Count how many lines below include the string "measure", and give that number without anything else.
— Begin —
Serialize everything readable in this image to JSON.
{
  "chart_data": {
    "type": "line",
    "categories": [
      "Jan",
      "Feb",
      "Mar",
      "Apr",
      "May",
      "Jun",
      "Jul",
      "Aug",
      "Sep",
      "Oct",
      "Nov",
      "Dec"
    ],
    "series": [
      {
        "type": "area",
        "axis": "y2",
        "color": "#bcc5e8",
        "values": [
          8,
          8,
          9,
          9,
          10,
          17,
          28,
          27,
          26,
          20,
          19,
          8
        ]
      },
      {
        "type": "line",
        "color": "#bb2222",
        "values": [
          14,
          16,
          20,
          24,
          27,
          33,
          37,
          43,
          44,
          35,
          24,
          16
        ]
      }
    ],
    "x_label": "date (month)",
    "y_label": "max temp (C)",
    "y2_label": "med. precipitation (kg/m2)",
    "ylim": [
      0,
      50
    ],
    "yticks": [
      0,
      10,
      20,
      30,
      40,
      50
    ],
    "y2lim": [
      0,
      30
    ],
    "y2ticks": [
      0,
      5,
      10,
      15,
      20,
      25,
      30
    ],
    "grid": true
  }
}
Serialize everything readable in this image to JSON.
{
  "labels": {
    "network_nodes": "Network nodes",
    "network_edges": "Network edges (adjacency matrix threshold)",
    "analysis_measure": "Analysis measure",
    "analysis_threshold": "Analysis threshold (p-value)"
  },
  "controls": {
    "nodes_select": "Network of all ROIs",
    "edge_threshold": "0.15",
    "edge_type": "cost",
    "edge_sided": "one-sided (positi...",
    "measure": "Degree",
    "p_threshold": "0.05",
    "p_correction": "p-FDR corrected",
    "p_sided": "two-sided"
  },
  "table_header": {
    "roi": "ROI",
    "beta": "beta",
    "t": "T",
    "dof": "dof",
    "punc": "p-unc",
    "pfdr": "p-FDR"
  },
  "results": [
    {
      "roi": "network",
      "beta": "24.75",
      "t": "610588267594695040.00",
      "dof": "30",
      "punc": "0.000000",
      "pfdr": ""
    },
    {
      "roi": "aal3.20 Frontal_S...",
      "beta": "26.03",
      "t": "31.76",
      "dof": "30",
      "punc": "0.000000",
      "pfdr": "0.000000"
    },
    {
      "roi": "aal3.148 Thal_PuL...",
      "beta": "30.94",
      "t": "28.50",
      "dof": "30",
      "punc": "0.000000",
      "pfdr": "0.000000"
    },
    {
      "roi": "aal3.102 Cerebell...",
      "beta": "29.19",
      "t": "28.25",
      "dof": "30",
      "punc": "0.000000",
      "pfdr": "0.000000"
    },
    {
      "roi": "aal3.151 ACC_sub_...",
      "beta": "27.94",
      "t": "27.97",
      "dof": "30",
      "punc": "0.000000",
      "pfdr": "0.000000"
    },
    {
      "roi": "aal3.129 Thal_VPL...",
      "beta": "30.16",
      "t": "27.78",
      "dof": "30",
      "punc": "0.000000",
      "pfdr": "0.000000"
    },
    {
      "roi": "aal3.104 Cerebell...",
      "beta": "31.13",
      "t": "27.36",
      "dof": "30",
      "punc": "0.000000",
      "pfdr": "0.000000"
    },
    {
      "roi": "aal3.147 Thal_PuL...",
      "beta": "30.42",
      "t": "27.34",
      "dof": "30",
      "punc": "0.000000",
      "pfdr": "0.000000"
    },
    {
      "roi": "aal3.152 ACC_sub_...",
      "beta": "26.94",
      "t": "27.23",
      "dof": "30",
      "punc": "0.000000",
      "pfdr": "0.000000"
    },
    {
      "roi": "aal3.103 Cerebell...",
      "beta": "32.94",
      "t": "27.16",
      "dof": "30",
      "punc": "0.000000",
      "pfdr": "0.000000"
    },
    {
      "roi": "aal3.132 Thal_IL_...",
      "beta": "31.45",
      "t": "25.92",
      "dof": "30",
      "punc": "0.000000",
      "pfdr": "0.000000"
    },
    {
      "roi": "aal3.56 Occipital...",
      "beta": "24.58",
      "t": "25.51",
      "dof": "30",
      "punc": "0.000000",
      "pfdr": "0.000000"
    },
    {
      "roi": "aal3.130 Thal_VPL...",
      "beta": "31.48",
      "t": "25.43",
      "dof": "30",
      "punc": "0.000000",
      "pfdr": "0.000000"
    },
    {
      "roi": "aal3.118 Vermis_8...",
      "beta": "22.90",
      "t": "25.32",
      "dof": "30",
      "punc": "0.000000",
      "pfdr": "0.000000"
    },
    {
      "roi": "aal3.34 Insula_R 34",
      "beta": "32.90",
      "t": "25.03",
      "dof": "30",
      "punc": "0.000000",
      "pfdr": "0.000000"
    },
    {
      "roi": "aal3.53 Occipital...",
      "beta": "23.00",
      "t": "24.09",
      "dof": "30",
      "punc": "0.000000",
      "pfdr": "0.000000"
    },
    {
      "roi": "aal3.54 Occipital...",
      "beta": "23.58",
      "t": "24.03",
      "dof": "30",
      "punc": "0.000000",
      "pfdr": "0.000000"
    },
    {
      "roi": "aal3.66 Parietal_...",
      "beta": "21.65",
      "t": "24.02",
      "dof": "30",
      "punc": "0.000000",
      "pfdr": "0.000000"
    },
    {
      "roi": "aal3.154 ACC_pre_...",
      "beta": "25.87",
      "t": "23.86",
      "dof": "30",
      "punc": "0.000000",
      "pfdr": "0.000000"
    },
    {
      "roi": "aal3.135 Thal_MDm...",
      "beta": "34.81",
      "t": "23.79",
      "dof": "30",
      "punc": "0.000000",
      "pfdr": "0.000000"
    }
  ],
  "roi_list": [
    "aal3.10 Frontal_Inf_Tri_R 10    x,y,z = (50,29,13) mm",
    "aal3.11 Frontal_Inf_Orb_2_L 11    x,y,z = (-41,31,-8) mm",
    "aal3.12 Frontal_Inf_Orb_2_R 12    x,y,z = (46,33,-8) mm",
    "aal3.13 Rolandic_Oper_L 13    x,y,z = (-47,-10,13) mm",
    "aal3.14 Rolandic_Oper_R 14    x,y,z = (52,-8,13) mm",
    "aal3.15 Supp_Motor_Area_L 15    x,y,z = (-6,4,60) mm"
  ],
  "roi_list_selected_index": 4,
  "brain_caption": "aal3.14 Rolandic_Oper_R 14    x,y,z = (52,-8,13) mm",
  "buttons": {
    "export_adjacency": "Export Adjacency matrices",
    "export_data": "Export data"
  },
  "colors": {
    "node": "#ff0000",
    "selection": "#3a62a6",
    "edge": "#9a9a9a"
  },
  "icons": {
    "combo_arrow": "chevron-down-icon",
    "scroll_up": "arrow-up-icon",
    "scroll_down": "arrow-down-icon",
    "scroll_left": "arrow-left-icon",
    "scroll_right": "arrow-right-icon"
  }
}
— End —
## Reply to the exercise:
2